Problem description:
Will you print the material below without altering a single character?

Dataset entries
===============

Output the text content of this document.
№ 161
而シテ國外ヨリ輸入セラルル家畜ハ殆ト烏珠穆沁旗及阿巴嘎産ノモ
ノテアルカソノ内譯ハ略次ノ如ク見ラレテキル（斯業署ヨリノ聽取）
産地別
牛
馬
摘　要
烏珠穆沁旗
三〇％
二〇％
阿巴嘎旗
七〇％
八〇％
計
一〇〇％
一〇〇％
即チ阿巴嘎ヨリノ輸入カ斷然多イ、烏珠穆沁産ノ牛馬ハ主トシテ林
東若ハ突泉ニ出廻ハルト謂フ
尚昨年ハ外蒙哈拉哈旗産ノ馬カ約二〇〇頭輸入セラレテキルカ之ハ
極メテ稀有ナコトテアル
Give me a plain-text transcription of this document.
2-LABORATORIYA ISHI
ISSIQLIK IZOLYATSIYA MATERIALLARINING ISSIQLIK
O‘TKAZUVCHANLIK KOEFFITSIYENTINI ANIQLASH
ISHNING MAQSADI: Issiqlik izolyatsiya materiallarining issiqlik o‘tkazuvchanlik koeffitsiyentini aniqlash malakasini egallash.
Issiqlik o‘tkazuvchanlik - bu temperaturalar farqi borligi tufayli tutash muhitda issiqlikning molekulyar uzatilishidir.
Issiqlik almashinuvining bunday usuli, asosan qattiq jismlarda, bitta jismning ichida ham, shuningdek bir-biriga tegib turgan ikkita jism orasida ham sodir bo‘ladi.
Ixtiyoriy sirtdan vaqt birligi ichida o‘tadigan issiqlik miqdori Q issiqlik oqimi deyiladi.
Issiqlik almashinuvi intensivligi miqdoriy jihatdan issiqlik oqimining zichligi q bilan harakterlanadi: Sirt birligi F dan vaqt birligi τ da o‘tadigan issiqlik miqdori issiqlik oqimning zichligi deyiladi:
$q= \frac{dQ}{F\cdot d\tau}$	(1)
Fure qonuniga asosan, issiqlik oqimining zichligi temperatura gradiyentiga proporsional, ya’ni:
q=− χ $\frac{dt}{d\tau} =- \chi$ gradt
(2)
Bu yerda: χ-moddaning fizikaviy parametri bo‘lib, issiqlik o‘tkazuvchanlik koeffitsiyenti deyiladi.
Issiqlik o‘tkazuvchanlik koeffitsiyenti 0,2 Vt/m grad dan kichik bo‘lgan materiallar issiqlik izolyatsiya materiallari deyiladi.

===============

Written reply:
Output the text content of this document.
№ 161
而シテ國外ヨリ輸入セラルル家畜ハ殆ト烏珠穆沁旗及阿巴嘎産ノモ
ノテアルカソノ内譯ハ略次ノ如ク見ラレテキル（斯業署ヨリノ聽取）
産地別
牛
馬
摘　要
烏珠穆沁旗
三〇％
二〇％
阿巴嘎旗
七〇％
八〇％
計
一〇〇％
一〇〇％
即チ阿巴嘎ヨリノ輸入カ斷然多イ、烏珠穆沁産ノ牛馬ハ主トシテ林
東若ハ突泉ニ出廻ハルト謂フ
尚昨年ハ外蒙哈拉哈旗産ノ馬カ約二〇〇頭輸入セラレテキルカ之ハ
極メテ稀有ナコトテアル
Give me a plain-text transcription of this document.
2-LABORATORIYA ISHI
ISSIQLIK IZOLYATSIYA MATERIALLARINING ISSIQLIK
O‘TKAZUVCHANLIK KOEFFITSIYENTINI ANIQLASH
ISHNING MAQSADI: Issiqlik izolyatsiya materiallarining issiqlik o‘tkazuvchanlik koeffitsiyentini aniqlash malakasini egallash.
Issiqlik o‘tkazuvchanlik - bu temperaturalar farqi borligi tufayli tutash muhitda issiqlikning molekulyar uzatilishidir.
Issiqlik almashinuvining bunday usuli, asosan qattiq jismlarda, bitta jismning ichida ham, shuningdek bir-biriga tegib turgan ikkita jism orasida ham sodir bo‘ladi.
Ixtiyoriy sirtdan vaqt birligi ichida o‘tadigan issiqlik miqdori Q issiqlik oqimi deyiladi.
Issiqlik almashinuvi intensivligi miqdoriy jihatdan issiqlik oqimining zichligi q bilan harakterlanadi: Sirt birligi F dan vaqt birligi τ da o‘tadigan issiqlik miqdori issiqlik oqimning zichligi deyiladi:
$q= \frac{dQ}{F\cdot d\tau}$	(1)
Fure qonuniga asosan, issiqlik oqimining zichligi temperatura gradiyentiga proporsional, ya’ni:
q=− χ $\frac{dt}{d\tau} =- \chi$ gradt
(2)
Bu yerda: χ-moddaning fizikaviy parametri bo‘lib, issiqlik o‘tkazuvchanlik koeffitsiyenti deyiladi.
Issiqlik o‘tkazuvchanlik koeffitsiyenti 0,2 Vt/m grad dan kichik bo‘lgan materiallar issiqlik izolyatsiya materiallari deyiladi.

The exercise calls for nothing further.